DATA SUPPLIED →
╭──
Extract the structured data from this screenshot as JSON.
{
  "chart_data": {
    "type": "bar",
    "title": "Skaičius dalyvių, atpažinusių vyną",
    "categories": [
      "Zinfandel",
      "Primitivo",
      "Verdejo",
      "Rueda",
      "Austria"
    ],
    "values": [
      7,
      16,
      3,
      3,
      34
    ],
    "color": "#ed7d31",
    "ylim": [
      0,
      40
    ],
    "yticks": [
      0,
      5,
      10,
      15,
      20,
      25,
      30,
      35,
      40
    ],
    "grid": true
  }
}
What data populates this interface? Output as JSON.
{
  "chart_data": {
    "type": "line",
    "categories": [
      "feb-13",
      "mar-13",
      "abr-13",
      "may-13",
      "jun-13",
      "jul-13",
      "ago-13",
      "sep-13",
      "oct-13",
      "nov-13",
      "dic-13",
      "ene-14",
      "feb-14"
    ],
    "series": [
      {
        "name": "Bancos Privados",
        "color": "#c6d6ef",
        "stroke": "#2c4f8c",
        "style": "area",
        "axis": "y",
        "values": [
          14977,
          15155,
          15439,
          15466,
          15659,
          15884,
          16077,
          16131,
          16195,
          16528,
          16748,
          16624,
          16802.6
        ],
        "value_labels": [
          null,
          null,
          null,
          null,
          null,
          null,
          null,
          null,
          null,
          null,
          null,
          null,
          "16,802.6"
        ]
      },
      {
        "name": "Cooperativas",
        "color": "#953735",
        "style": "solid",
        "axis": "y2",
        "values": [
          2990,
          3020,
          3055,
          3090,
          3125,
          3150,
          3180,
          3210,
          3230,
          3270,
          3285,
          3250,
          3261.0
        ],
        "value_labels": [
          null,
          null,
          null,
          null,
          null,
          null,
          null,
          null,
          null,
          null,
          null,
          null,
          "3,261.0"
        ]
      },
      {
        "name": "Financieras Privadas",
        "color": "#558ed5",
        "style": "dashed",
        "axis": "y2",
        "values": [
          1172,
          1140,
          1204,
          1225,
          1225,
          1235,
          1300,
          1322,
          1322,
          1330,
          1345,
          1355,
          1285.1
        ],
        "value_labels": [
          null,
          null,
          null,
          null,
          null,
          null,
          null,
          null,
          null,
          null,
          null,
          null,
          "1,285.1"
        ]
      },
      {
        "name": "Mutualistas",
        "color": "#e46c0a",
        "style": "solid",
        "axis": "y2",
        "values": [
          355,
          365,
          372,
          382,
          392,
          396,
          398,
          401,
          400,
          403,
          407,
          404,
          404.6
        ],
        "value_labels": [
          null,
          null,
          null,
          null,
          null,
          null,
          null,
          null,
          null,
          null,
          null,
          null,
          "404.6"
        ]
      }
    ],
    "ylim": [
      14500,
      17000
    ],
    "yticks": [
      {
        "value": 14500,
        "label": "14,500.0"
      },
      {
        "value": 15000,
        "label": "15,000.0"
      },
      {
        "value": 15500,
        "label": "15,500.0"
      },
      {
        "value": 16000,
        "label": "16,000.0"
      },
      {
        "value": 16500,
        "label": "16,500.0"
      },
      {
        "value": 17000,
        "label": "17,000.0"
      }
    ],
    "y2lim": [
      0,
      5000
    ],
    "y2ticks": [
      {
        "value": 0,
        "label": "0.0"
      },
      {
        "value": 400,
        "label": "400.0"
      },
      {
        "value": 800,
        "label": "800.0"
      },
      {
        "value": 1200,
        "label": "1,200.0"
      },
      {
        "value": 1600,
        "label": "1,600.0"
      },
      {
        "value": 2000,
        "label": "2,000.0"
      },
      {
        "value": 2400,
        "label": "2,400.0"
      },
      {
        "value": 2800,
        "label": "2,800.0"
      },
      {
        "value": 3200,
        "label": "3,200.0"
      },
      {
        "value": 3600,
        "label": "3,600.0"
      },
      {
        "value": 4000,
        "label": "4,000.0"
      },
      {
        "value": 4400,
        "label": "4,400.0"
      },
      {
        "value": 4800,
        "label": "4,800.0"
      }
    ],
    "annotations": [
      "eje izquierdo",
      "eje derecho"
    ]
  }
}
╰──
WHAT TO PRODUCE → Identify each line in the entries with the word "JSON" and copy it.

SOLUTION TO THE EXERCISE →
Extract the structured data from this screenshot as JSON.
What data populates this interface? Output as JSON.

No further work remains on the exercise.